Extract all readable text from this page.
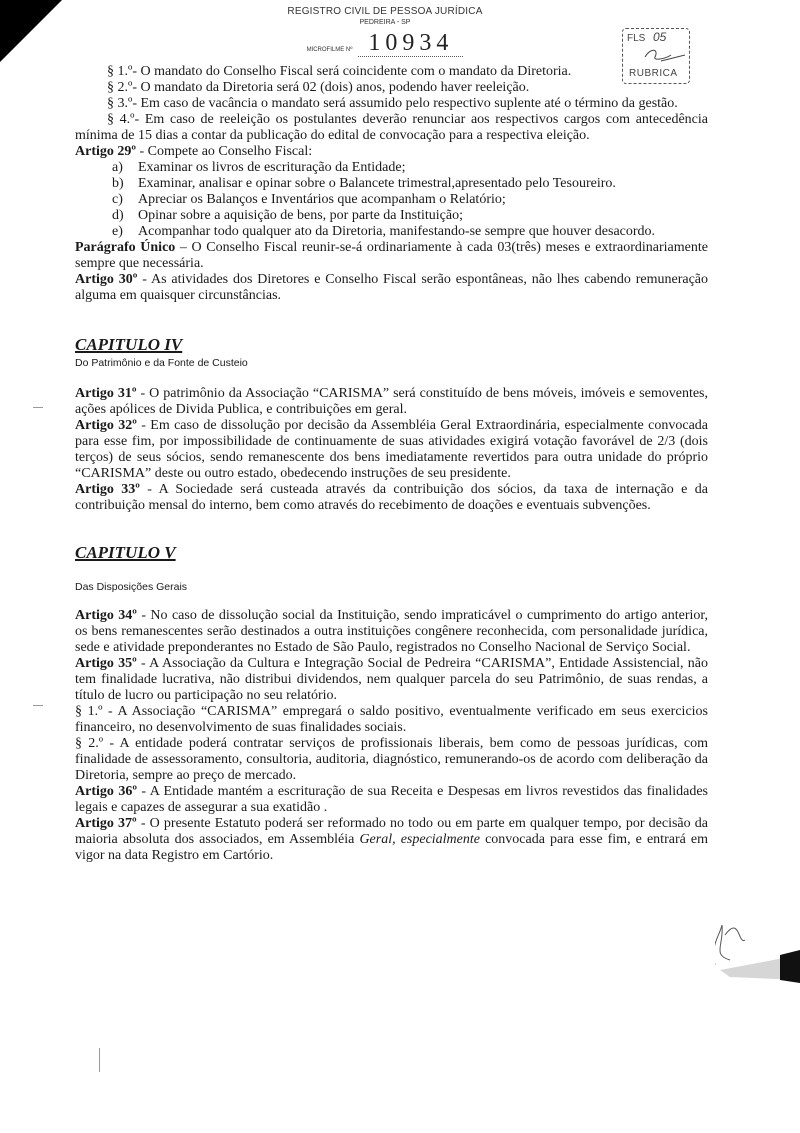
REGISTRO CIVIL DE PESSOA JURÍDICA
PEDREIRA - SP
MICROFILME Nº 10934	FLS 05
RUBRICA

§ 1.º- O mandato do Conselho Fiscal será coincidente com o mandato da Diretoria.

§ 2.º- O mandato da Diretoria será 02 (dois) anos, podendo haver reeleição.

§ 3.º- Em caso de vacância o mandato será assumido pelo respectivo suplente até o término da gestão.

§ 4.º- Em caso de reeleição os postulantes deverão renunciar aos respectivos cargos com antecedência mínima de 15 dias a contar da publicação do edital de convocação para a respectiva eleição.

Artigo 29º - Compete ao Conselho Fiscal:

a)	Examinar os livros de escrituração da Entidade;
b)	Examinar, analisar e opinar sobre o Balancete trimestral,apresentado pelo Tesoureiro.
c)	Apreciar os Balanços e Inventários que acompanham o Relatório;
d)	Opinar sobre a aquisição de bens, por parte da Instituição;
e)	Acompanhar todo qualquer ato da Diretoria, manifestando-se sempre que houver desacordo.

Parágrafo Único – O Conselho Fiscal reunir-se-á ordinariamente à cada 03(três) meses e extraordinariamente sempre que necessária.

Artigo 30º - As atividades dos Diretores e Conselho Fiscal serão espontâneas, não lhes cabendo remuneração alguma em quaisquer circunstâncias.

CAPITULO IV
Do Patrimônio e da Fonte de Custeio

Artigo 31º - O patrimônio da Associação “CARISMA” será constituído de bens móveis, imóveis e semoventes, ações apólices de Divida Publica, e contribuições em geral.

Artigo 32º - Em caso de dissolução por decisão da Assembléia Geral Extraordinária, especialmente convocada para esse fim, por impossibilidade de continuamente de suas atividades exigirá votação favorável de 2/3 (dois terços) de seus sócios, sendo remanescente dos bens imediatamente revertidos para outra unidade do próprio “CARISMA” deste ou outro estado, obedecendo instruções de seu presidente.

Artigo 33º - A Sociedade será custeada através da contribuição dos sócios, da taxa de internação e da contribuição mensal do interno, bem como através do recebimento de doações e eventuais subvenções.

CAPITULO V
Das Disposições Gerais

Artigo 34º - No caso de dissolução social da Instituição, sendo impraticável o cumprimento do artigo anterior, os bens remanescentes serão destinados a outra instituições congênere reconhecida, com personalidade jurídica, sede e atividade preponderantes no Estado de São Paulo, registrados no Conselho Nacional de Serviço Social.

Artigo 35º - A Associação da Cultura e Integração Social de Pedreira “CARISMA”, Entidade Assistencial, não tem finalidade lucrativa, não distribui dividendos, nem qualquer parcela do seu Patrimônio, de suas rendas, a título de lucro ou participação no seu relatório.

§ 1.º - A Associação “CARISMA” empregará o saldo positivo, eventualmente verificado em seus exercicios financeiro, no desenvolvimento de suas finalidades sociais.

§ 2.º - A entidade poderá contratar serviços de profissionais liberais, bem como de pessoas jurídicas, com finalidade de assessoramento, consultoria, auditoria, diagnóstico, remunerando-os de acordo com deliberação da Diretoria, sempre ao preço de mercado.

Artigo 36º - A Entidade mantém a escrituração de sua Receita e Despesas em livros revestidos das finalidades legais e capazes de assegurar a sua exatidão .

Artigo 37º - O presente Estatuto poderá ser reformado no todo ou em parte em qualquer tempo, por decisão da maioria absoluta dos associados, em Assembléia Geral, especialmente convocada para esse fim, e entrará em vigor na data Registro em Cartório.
■ ■ ■ ■
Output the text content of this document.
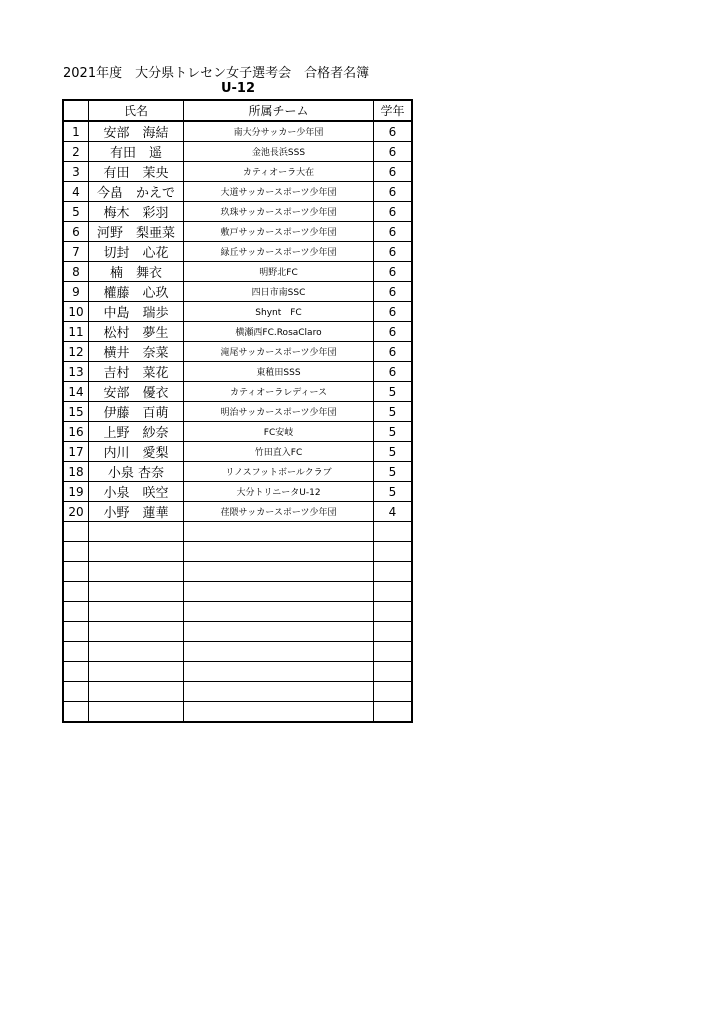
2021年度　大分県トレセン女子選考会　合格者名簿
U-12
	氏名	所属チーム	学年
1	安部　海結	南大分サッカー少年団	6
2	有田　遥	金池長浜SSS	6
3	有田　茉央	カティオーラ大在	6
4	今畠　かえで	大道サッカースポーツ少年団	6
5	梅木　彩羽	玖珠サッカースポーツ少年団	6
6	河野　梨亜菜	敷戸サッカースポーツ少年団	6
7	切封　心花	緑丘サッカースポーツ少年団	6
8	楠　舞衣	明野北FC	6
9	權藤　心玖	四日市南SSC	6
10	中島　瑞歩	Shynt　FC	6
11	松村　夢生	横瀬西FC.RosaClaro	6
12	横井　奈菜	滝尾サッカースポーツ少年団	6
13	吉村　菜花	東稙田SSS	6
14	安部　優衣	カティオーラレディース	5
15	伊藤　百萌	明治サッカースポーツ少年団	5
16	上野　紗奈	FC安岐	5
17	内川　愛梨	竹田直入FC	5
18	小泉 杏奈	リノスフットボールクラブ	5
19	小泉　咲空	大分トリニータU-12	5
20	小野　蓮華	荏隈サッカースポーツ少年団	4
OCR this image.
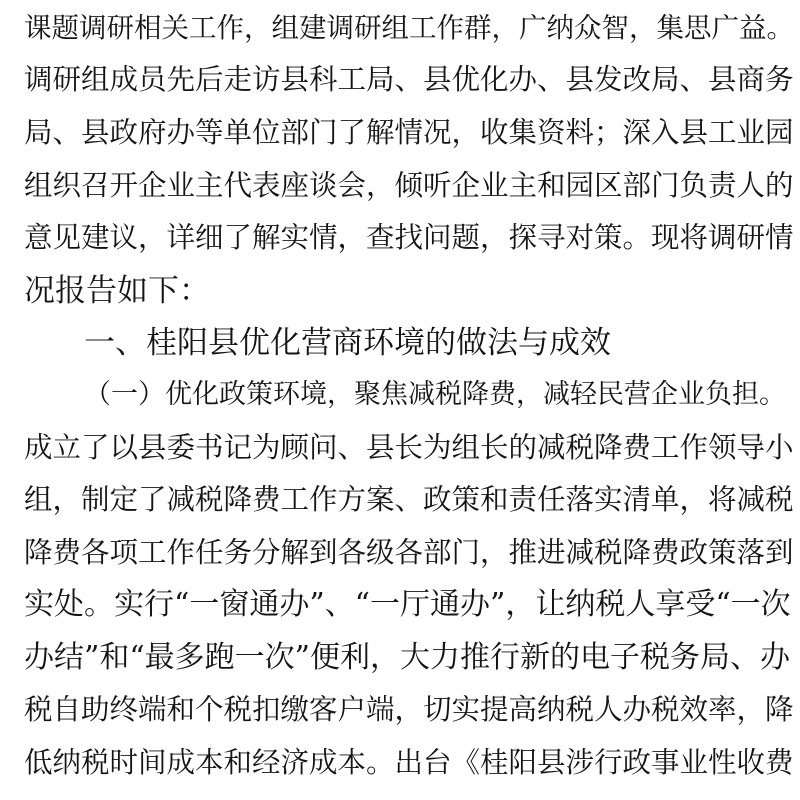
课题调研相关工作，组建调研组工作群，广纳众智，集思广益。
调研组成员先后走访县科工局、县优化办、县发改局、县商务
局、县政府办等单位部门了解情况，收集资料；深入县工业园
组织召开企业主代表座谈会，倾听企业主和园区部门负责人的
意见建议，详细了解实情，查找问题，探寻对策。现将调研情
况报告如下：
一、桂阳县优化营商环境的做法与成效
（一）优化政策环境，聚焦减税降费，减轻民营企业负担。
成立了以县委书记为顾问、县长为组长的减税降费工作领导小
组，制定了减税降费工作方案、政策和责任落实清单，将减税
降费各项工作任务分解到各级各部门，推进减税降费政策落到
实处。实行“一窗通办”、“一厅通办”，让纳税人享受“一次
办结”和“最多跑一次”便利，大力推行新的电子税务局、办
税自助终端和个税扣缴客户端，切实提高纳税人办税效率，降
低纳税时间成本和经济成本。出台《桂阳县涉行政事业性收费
■ ■ ■ ■
WHAT THE TASK ASKS> Examine the records and report how many lines contain the string "livros". Only the number should be given.

COMPLETED TASK> 2